**What is expected**
What is the number of lines holding the word "comme"? Give that number alone.

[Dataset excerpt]
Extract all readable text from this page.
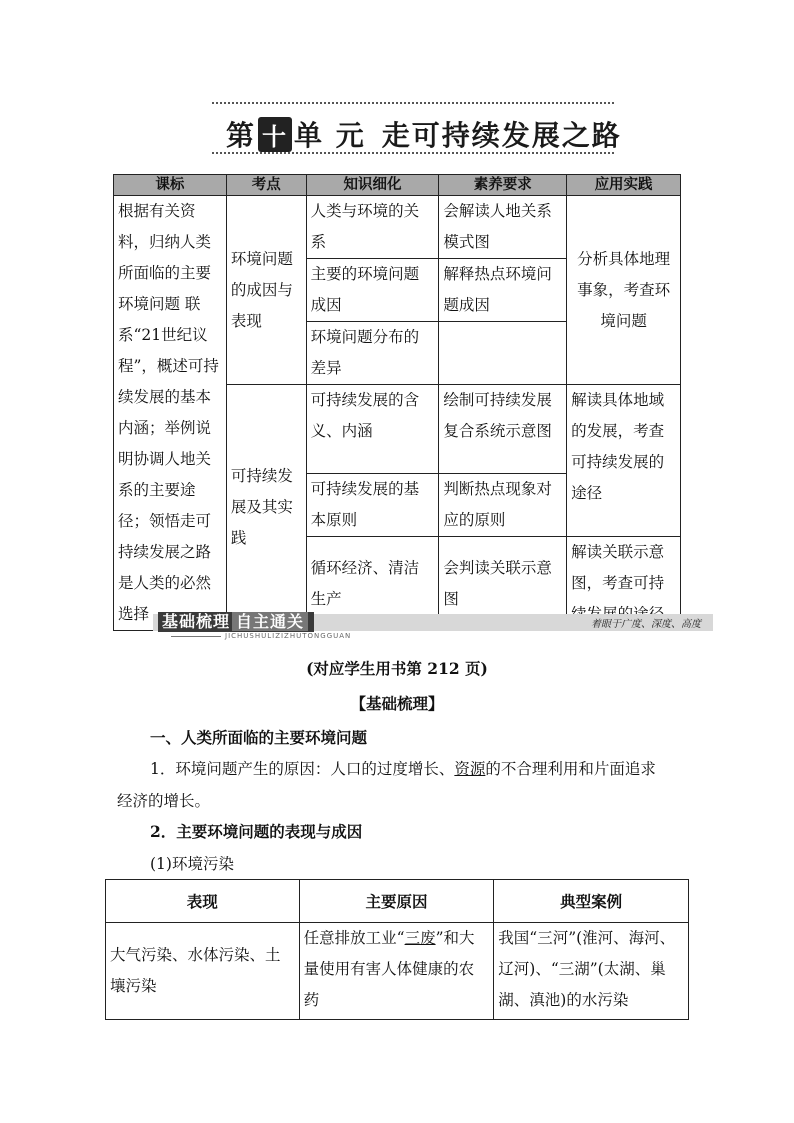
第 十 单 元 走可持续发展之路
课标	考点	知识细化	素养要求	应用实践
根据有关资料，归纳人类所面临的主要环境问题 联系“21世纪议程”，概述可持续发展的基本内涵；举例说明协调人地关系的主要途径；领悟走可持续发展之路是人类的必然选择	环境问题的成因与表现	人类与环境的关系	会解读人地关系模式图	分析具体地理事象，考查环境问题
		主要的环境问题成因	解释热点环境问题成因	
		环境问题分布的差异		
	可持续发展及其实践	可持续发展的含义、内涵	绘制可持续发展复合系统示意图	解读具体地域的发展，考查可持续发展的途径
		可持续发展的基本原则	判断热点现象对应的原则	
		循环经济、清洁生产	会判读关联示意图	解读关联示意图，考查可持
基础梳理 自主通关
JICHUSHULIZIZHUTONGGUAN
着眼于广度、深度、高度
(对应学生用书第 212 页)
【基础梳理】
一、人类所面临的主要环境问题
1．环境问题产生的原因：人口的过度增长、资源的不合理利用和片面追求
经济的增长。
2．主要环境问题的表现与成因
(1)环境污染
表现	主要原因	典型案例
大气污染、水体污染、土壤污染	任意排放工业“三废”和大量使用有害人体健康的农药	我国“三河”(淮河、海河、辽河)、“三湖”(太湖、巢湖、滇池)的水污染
...
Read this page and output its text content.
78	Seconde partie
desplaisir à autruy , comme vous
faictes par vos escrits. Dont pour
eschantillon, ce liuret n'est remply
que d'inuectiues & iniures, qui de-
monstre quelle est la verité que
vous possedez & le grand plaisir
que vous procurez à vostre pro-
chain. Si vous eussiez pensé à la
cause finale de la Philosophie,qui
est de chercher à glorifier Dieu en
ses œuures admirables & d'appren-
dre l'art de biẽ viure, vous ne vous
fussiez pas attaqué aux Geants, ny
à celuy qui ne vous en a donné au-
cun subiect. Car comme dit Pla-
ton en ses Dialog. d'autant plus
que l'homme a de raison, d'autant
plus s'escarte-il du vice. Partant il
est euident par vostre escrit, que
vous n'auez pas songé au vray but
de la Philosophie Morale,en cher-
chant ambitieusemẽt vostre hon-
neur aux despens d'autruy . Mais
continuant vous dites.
--
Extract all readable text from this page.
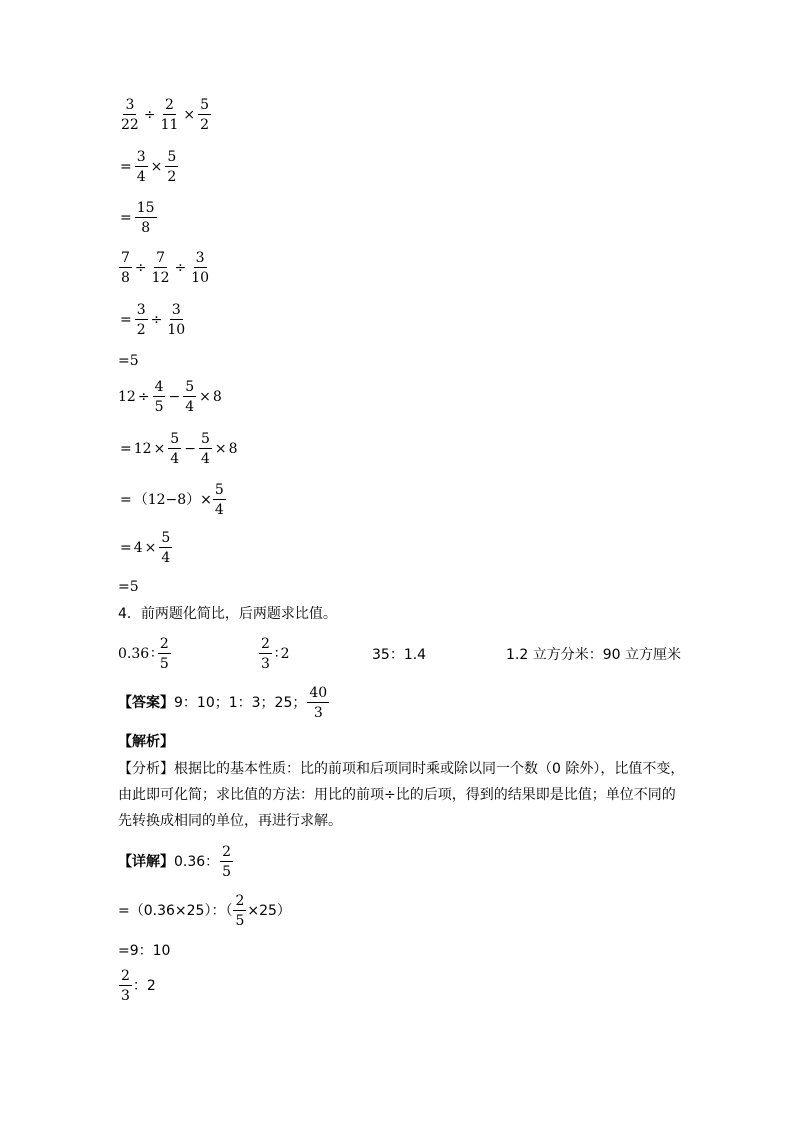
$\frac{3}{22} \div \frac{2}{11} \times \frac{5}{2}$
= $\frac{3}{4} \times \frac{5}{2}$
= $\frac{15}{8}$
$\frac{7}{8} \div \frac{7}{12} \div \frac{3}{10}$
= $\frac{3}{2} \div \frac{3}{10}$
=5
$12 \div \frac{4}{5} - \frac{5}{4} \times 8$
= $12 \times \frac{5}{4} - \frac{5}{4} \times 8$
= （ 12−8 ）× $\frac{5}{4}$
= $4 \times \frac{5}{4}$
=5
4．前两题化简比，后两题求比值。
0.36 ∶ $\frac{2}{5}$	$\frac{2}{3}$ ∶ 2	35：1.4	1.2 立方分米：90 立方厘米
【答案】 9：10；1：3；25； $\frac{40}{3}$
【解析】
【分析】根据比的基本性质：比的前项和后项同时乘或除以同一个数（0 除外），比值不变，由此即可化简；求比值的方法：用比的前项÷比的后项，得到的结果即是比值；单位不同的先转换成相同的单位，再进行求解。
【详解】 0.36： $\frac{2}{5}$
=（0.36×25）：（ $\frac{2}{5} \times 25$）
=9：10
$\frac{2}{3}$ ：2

**Solved exercise**
2